> _PAGE EXCERPT_:

***

Why is my Recursive Fibonacci implementation written in C++ segfaulting?

I'm having a hard time understanding why

#include <iostream>

using namespace std;

int fib(int x) {
    if (x == 1) {
        return 1;
    } else {
        return fib(x-1)+fib(x-2);
    }
}

int main() {
    cout << fib(5) << endl;
}

results in a segmentation fault. Once x gets down to 1 shouldn't it eventually return?

Upvotes: 36

Views: 161389

Answers (7)

Pedro Eug&#233;nio
Pedro Eug&#233;nio

Reputation: 39

This is my solution to fibonacci problem with recursion. 

#include <iostream>
using namespace std;

int fibonacci(int n){
    if(n<=0)
        return 0;
    else if(n==1 || n==2)
        return 1;
    else
        return (fibonacci(n-1)+fibonacci(n-2));
}

int main() {
    cout << fibonacci(8);
    return 0;
}

Upvotes: 2

Vanji
Vanji

Reputation: 1704

By definition, the first two numbers in the Fibonacci sequence are 1 and 1, or 0 and 1. Therefore, you should handle it.

#include <iostream>
using namespace std;

int Fibonacci(int);

int main(void) {
    int number;

    cout << "Please enter a positive integer: ";
    cin >> number;
    if (number < 0)
        cout << "That is not a positive integer.\n";
    else
        cout << number << " Fibonacci is: " << Fibonacci(number) << endl;
}

int Fibonacci(int x) 
{
    if (x < 2){
     return x;
    }     
    return (Fibonacci (x - 1) + Fibonacci (x - 2));
}

Upvotes: 7

hqt
hqt

Reputation: 30266

I think this solution is short and seem looks nice: 

long long fib(int n){
  return n<=2?1:fib(n-1)+fib(n-2);
}

Edit : as jweyrich mentioned, true recursive function should be: 

long long fib(int n){
      return n<2?n:fib(n-1)+fib(n-2);
    }

(because fib(0) = 0. but base on above recursive formula, fib(0) will be 1)

***

> _DATA SHOWN_:
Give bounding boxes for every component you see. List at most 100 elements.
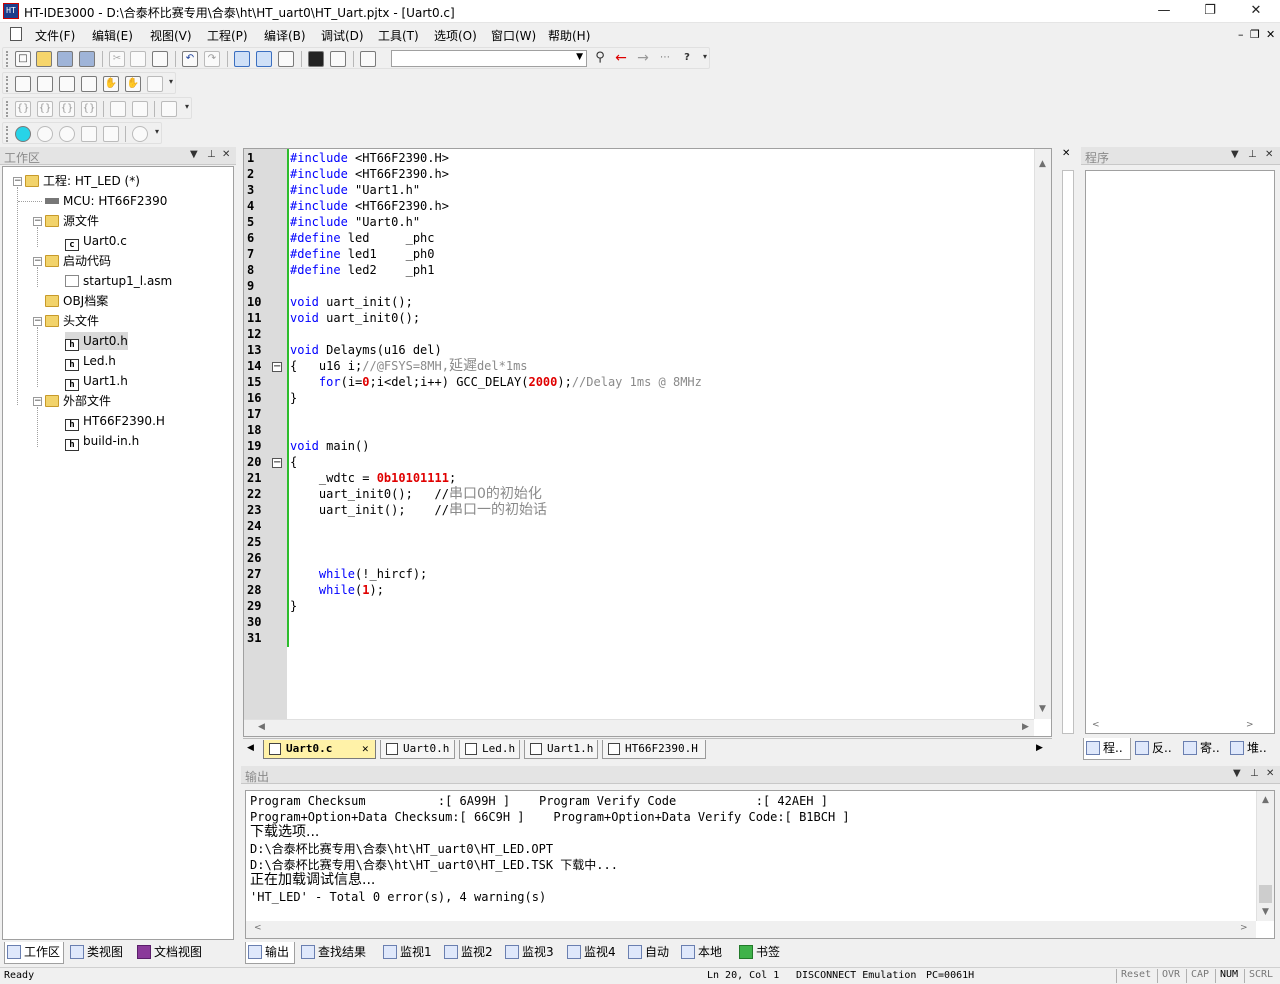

***

> _EXERCISE TASK 1_:
Answer these questions from the Fibonacci segfault thread, marking each answer with the same letter:
(a) What argument does the question's `main` function pass to `fib`?
(b) In the answer that prompts the user for a positive integer, what message is printed when the number is negative?
(c) According to the edit in the last answer, what value should fib(0) have, and what value would the first formula give it?
> _EXERCISE TASK 2_: Translate this sentence from the Fibonacci segfault thread into Spanish: "By definition, the first two numbers in the Fibonacci sequence are 1 and 1, or 0 and 1."
> _EXERCISE TASK 3_: Continue the Fibonacci segfault thread from the point where it stops.

> _WRITTEN RESPONSE 1_:
(a) 5
(b) "That is not a positive integer."
(c) fib(0) should be 0, but the first formula would give 1.

> _WRITTEN RESPONSE 2_: Por definición, los dos primeros números de la sucesión de Fibonacci son 1 y 1, o 0 y 1.

> _WRITTEN RESPONSE 3_:
To understand recursion algorithm, you should draw to your paper, and the most important thing is : "Think normal as often".

Upvotes: 3

noelyahan
noelyahan

Reputation: 4245

int fib(int n) {
    if (n == 1 || n == 2) {
        return 1;
    } else {
        return fib(n - 1) + fib(n - 2);
    }
}

in fibonacci sequence first 2 numbers always sequels to 1 then every time the value became 1 or 2 it must return 1

Upvotes: 2

Dzmitry Huba
Dzmitry Huba

Reputation: 4521

Why not use iterative algorithm?

int fib(int n)
{
    int a = 1, b = 1;
    for (int i = 3; i <= n; i++) {
        int c = a + b;
        a = b;
        b = c;
    }           
    return b;
}

Upvotes: 10

Georg Fritzsche
Georg Fritzsche

Reputation: 98964

When x==2 you call fib(1) and fib(0):

return fib(2-1)+fib(2-2);

Consider what will happen when fib(0) is evaluated...

Upvotes: 151

LiraNuna
LiraNuna

Reputation: 67232

The reason is because Fibonacci sequence starts with two known entities, 0 and 1. Your code only checks for one of them (being one).

Change your code to 

int fib(int x) {
    if (x == 0)
        return 0;

    if (x == 1)
        return 1;

    return fib(x-1)+fib(x-2);
}

To include both 0 and 1.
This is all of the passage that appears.